[Task details] From the passage on the primordial Substance, extract the portion that begins at the words "Therefore, such being" and ends after "label on Eternity.", copying it word for word.

[Exercise text]
Therefore, such being the case, all those who sought to give a name to the incognizable Principle have simply degraded it. Even to speak of Cosmic Ideation — save in its phenomenal aspect — is like trying to bottle up primordial Chaos, or to put a printed label on Eternity.
What, then, is the “primordial Substance,” that mysterious object of which Alchemy was ever talking, and which became the subject of philosophical speculation in every age? What can it be finally, even in its phenomenal pre-differentiation? Even that is all in manifested Nature and — nothing to our senses. It is mentioned under various names in every Cosmogony, referred to in every philosophy, and shown to be, to this day, the ever grasp-eluding Proteus in Nature. We touch and do not feel it; we look at it without seeing it; we breathe it and do not perceive it; we hear and smell it without the smallest cognition that it is there; for it is in every molecule of that which in our illusion and ignorance we regard as Matter in any of its states, or conceive as a feeling, a thought, an emotion. . . . In short, it is the “upadhi,” or vehicle, of every possible phenomenon, whether physical, mental, or psychic. In the opening sentences of Genesis, as in the Chaldean Cosmogony; in the Puranas of India, and in the Book of the Dead of Egypt, it opens everywhere the cycle of manifestation. It is termed “Chaos,” and the face of the waters, incubated by the Spirit proceeding from the Unknown, under whatever name. (See “Chaos, Theos, Kosmos.”)

[Records from a dataset]
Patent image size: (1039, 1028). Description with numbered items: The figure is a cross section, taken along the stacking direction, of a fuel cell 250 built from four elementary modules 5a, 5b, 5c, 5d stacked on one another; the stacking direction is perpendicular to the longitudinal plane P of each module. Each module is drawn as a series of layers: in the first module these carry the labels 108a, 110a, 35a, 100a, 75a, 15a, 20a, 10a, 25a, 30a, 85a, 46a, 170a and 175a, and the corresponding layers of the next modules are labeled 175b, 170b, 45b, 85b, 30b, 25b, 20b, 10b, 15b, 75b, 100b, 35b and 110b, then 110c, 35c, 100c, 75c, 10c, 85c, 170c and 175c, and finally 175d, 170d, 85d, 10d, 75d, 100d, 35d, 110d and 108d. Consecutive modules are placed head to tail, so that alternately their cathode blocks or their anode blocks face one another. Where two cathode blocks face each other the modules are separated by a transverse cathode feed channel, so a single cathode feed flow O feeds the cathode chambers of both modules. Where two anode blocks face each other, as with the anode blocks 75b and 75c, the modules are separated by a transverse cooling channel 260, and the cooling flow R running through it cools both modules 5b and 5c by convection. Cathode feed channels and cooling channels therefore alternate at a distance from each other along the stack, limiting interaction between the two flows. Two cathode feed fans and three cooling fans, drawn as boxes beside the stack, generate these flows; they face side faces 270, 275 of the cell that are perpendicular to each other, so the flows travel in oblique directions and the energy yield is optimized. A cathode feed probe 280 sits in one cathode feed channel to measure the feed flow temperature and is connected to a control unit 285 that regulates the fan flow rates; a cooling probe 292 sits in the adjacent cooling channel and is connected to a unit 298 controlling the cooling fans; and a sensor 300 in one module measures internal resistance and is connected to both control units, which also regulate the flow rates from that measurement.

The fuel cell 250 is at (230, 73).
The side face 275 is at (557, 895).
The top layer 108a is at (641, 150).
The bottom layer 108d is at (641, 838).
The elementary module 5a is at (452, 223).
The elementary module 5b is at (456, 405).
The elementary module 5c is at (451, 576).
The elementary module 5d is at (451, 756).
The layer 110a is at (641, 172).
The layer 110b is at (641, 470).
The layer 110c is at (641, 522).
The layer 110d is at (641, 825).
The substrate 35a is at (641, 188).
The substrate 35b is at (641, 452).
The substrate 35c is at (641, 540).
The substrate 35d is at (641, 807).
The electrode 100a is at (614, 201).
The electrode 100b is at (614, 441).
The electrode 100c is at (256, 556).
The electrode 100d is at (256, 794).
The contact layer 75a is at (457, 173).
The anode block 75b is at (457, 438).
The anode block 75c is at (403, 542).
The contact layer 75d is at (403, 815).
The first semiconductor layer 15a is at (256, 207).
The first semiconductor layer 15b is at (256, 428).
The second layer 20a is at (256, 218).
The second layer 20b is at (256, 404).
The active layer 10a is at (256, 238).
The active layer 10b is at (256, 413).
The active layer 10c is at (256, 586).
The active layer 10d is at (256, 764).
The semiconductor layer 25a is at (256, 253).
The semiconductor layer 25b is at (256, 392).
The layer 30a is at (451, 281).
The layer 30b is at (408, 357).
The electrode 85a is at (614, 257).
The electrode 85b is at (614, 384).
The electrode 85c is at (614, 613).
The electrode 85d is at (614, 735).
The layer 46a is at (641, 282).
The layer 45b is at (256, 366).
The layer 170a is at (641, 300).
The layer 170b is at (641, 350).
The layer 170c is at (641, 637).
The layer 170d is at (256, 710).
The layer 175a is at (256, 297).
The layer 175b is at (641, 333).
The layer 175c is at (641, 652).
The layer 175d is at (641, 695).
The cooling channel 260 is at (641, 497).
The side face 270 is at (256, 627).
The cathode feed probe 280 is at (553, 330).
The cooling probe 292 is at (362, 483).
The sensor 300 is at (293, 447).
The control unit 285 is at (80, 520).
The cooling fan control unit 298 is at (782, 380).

[Expected output]
Therefore, such being the case, all those who sought to give a name to the incognizable Principle have simply degraded it. Even to speak of Cosmic Ideation — save in its phenomenal aspect — is like trying to bottle up primordial Chaos, or to put a printed label on Eternity.